#### [Information provided]
***

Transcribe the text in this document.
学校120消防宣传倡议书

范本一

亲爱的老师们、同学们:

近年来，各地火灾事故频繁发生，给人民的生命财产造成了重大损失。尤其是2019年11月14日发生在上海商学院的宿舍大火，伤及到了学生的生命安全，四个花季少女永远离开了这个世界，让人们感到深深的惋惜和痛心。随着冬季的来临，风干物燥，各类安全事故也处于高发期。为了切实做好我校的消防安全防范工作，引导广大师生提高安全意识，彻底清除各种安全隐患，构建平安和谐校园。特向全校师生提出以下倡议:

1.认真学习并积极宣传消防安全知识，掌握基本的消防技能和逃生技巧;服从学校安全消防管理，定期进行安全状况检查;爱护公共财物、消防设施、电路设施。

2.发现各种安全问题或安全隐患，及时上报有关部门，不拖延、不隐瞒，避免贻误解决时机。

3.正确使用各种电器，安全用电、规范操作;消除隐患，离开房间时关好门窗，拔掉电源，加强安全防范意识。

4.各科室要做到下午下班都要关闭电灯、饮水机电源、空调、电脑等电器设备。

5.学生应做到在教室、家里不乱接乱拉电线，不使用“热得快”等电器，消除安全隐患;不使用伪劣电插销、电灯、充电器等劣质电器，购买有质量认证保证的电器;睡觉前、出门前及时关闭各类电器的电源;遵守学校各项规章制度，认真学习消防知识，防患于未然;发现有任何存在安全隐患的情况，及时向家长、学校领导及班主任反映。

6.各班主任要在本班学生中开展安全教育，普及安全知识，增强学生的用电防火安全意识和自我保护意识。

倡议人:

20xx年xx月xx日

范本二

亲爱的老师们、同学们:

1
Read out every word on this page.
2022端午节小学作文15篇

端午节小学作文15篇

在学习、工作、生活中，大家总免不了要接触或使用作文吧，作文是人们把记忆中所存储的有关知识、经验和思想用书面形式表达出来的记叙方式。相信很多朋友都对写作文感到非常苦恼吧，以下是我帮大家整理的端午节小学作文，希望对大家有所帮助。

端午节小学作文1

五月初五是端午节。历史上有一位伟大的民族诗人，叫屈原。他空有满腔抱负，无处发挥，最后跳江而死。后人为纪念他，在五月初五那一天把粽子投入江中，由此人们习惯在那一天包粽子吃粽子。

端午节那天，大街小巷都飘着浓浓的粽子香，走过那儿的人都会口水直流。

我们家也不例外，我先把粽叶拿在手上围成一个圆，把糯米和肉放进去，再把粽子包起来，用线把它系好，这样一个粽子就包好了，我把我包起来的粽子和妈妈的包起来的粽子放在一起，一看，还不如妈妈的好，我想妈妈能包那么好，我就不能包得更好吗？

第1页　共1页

***

#### [Written exercise]
Write out every entry again exactly, please, with nothing missing.

#### [Solution below]
Transcribe the text in this document.
学校120消防宣传倡议书

范本一

亲爱的老师们、同学们:

近年来，各地火灾事故频繁发生，给人民的生命财产造成了重大损失。尤其是2019年11月14日发生在上海商学院的宿舍大火，伤及到了学生的生命安全，四个花季少女永远离开了这个世界，让人们感到深深的惋惜和痛心。随着冬季的来临，风干物燥，各类安全事故也处于高发期。为了切实做好我校的消防安全防范工作，引导广大师生提高安全意识，彻底清除各种安全隐患，构建平安和谐校园。特向全校师生提出以下倡议:

1.认真学习并积极宣传消防安全知识，掌握基本的消防技能和逃生技巧;服从学校安全消防管理，定期进行安全状况检查;爱护公共财物、消防设施、电路设施。

2.发现各种安全问题或安全隐患，及时上报有关部门，不拖延、不隐瞒，避免贻误解决时机。

3.正确使用各种电器，安全用电、规范操作;消除隐患，离开房间时关好门窗，拔掉电源，加强安全防范意识。

4.各科室要做到下午下班都要关闭电灯、饮水机电源、空调、电脑等电器设备。

5.学生应做到在教室、家里不乱接乱拉电线，不使用“热得快”等电器，消除安全隐患;不使用伪劣电插销、电灯、充电器等劣质电器，购买有质量认证保证的电器;睡觉前、出门前及时关闭各类电器的电源;遵守学校各项规章制度，认真学习消防知识，防患于未然;发现有任何存在安全隐患的情况，及时向家长、学校领导及班主任反映。

6.各班主任要在本班学生中开展安全教育，普及安全知识，增强学生的用电防火安全意识和自我保护意识。

倡议人:

20xx年xx月xx日

范本二

亲爱的老师们、同学们:

1
Read out every word on this page.
2022端午节小学作文15篇

端午节小学作文15篇

在学习、工作、生活中，大家总免不了要接触或使用作文吧，作文是人们把记忆中所存储的有关知识、经验和思想用书面形式表达出来的记叙方式。相信很多朋友都对写作文感到非常苦恼吧，以下是我帮大家整理的端午节小学作文，希望对大家有所帮助。

端午节小学作文1

五月初五是端午节。历史上有一位伟大的民族诗人，叫屈原。他空有满腔抱负，无处发挥，最后跳江而死。后人为纪念他，在五月初五那一天把粽子投入江中，由此人们习惯在那一天包粽子吃粽子。

端午节那天，大街小巷都飘着浓浓的粽子香，走过那儿的人都会口水直流。

我们家也不例外，我先把粽叶拿在手上围成一个圆，把糯米和肉放进去，再把粽子包起来，用线把它系好，这样一个粽子就包好了，我把我包起来的粽子和妈妈的包起来的粽子放在一起，一看，还不如妈妈的好，我想妈妈能包那么好，我就不能包得更好吗？

第1页　共1页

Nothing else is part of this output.